• **Task**: For the listing below, give the count of lines containing "ylabel", and no other text.

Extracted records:
========

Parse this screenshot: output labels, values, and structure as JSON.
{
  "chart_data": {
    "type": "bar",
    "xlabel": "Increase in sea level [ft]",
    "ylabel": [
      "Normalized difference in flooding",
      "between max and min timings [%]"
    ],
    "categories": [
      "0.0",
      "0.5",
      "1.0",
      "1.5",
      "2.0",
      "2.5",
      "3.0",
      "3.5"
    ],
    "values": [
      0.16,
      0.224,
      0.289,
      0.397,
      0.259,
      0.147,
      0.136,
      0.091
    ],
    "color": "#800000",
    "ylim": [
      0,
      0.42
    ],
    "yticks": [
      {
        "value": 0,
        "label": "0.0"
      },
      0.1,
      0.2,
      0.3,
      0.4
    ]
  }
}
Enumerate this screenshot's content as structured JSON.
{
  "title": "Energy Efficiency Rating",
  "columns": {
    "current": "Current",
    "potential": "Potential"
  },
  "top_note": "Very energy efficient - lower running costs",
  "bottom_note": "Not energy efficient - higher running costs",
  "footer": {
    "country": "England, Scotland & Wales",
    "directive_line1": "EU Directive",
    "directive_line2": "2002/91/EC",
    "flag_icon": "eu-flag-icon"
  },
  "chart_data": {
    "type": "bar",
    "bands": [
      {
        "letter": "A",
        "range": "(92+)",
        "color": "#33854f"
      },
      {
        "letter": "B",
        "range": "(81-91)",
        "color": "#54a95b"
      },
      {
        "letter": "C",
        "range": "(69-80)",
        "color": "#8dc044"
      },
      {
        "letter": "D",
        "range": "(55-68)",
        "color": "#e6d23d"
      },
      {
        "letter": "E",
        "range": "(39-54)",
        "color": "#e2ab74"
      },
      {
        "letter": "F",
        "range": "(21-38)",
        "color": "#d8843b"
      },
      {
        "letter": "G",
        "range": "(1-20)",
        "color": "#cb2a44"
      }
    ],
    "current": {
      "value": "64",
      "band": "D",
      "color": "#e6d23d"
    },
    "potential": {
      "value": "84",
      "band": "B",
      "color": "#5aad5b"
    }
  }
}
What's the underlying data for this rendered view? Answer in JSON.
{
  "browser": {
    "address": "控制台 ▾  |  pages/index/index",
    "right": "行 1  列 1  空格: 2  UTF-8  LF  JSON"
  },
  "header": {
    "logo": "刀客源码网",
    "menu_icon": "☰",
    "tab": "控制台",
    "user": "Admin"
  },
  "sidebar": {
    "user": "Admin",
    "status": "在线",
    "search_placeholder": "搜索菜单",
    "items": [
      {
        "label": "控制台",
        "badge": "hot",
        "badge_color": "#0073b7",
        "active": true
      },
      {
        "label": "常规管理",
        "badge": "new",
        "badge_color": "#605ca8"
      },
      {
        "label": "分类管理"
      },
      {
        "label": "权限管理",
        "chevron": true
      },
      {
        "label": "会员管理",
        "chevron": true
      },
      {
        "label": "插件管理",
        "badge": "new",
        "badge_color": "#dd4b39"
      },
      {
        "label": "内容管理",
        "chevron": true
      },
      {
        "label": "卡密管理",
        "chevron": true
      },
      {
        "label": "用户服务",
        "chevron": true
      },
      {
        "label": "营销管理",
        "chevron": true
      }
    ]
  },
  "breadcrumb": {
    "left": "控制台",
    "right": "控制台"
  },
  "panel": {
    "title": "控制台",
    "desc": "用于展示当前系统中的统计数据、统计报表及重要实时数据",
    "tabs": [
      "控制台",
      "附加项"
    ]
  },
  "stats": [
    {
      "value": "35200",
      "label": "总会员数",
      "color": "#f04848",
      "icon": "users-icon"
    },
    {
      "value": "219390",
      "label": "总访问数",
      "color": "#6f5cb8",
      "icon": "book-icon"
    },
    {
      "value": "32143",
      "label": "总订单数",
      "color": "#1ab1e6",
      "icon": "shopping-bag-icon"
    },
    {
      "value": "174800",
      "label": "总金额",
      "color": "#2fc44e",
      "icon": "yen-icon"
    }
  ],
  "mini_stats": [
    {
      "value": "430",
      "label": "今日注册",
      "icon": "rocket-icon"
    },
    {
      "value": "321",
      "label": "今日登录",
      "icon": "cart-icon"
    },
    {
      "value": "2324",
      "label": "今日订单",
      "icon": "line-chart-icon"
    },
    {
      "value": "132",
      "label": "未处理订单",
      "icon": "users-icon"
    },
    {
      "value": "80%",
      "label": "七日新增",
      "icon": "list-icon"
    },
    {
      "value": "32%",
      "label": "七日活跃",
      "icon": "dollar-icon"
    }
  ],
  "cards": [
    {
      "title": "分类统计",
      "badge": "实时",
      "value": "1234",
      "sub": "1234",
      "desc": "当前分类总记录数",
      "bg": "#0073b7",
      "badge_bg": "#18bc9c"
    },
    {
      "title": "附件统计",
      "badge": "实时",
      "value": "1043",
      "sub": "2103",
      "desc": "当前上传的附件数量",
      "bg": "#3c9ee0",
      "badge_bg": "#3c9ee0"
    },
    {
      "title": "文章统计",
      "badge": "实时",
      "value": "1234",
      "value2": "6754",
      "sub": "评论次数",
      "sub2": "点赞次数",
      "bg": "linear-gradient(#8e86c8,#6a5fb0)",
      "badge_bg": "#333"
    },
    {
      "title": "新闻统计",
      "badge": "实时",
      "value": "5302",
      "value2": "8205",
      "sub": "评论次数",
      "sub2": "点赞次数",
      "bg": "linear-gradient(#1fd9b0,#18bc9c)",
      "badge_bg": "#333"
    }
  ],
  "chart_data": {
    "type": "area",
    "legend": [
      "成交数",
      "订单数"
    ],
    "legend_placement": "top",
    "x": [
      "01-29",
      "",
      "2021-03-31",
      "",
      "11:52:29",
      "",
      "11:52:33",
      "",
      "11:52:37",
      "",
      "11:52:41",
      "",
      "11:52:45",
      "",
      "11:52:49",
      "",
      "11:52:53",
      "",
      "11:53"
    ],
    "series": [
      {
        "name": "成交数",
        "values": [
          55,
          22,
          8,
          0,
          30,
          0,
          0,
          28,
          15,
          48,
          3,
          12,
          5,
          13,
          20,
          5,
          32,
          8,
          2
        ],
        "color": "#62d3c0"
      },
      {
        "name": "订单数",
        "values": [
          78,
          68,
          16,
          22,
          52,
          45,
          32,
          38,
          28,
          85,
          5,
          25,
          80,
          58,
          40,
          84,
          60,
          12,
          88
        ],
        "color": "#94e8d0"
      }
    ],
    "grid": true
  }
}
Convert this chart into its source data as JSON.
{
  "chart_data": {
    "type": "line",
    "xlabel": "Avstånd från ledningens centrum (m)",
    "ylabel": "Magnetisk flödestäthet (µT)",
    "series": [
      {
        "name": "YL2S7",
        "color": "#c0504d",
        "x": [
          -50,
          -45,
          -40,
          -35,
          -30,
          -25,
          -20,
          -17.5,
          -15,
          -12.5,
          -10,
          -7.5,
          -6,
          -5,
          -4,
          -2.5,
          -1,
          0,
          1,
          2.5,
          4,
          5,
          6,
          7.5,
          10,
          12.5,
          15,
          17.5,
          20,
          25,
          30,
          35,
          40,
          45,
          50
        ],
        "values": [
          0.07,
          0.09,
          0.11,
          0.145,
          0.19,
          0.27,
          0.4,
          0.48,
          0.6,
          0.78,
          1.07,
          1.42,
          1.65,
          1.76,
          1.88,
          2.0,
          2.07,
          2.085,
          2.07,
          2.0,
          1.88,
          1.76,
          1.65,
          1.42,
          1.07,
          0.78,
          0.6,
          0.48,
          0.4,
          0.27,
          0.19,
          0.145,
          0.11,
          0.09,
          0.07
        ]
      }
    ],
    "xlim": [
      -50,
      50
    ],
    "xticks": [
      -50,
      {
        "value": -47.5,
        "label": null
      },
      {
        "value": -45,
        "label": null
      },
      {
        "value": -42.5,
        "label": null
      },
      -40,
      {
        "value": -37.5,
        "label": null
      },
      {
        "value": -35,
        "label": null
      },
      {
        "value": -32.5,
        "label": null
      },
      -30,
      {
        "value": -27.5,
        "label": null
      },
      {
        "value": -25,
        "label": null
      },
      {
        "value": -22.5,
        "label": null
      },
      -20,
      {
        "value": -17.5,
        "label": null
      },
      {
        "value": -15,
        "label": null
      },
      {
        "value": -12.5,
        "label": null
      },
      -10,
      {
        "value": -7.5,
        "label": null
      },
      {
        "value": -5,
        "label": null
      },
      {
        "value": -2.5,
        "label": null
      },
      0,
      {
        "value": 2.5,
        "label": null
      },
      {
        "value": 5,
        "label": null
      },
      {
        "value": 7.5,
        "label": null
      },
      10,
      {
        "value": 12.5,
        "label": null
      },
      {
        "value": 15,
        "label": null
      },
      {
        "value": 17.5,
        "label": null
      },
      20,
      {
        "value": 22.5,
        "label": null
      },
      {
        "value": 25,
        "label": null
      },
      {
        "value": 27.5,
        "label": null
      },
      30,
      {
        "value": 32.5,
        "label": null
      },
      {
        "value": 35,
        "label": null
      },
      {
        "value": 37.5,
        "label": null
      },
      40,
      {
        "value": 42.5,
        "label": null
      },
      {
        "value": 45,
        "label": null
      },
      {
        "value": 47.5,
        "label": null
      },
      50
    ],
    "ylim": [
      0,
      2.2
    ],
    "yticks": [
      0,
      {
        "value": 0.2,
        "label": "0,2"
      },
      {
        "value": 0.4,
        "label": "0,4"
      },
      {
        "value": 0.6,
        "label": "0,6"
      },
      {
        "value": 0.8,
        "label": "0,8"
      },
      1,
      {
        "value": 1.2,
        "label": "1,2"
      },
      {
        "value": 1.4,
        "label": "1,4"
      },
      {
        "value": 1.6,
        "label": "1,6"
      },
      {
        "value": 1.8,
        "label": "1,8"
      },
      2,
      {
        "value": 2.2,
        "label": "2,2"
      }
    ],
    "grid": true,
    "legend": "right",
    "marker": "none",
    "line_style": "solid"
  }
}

========

• **Result of the task**: 2